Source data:

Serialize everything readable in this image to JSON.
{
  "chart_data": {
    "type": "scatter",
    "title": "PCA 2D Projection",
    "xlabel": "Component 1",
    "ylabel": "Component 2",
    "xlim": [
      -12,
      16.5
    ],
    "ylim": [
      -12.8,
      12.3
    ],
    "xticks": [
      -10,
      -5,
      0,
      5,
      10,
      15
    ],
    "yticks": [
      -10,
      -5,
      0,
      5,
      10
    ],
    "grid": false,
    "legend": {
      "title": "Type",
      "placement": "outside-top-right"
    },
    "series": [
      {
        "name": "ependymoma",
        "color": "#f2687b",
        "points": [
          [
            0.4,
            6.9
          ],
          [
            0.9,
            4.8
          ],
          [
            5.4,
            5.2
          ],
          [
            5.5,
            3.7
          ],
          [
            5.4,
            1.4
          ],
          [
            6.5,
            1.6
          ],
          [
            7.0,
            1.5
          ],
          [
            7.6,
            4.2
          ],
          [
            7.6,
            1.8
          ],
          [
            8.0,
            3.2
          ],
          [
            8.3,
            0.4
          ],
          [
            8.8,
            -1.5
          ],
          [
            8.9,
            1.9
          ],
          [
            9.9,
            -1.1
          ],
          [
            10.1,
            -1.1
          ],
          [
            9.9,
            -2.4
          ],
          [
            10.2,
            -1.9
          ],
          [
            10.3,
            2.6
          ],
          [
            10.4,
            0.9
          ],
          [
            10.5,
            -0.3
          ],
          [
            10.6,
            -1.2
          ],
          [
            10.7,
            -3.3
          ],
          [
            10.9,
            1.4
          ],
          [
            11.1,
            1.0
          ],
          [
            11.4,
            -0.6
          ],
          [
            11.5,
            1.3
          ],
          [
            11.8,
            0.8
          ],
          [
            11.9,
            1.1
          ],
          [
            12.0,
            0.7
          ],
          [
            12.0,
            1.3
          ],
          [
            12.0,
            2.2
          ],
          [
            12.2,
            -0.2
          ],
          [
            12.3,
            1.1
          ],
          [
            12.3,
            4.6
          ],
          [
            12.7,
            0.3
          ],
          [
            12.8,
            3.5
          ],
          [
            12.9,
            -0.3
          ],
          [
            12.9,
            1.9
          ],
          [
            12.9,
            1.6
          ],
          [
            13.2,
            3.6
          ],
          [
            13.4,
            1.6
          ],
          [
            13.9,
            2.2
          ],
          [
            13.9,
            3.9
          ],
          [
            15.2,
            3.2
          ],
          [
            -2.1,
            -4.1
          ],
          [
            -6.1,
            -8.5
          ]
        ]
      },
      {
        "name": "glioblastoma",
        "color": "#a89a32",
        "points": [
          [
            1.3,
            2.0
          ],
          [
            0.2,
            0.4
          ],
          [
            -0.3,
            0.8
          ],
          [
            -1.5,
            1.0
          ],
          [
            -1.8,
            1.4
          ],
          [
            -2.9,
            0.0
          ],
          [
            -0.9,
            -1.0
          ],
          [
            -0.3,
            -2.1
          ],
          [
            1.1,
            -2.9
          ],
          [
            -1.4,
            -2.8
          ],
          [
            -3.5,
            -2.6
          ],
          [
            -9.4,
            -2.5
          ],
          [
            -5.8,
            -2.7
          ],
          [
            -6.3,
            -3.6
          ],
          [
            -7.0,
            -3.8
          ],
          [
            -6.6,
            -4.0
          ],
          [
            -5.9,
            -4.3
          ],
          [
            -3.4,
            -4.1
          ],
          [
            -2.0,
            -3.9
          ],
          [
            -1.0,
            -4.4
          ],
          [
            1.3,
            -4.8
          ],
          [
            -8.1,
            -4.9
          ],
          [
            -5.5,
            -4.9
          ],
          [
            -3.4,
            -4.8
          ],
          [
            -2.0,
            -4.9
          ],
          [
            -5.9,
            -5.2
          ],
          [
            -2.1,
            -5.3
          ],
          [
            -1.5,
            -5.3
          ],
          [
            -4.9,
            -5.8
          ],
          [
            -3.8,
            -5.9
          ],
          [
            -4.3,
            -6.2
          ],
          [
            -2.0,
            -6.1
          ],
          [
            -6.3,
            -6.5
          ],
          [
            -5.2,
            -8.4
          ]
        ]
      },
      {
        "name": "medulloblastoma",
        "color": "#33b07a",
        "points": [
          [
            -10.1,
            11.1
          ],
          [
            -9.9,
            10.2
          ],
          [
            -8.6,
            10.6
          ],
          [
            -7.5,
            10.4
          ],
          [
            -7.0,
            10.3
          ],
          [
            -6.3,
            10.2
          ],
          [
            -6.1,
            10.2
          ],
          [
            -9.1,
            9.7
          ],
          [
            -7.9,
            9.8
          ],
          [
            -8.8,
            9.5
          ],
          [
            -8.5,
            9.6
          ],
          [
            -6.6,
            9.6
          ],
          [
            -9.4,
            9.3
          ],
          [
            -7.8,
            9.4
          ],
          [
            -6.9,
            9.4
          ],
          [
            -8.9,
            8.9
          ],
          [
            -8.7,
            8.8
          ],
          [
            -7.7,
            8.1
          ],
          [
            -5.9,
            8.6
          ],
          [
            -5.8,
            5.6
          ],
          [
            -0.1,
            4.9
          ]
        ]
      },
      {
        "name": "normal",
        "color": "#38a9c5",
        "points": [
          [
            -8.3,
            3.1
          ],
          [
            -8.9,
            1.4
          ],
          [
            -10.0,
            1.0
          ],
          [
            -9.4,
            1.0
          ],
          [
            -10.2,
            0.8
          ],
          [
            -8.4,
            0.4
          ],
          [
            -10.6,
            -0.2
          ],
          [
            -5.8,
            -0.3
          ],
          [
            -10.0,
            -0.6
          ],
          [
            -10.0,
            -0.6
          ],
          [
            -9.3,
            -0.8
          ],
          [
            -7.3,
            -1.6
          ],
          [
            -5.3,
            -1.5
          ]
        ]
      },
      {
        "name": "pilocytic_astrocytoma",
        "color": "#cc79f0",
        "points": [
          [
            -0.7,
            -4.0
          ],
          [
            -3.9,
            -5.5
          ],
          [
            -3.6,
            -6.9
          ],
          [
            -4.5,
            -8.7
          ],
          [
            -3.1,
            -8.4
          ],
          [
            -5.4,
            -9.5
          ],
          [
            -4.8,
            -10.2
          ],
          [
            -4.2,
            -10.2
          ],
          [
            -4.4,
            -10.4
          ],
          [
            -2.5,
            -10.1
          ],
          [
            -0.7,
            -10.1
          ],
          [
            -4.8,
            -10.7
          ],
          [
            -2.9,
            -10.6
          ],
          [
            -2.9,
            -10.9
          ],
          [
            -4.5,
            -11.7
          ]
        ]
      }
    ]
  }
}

• The request: Filter the data, keeping only the lines that contain "Component".

• Solution for this problem:
    "xlabel": "Component 1",
    "ylabel": "Component 2",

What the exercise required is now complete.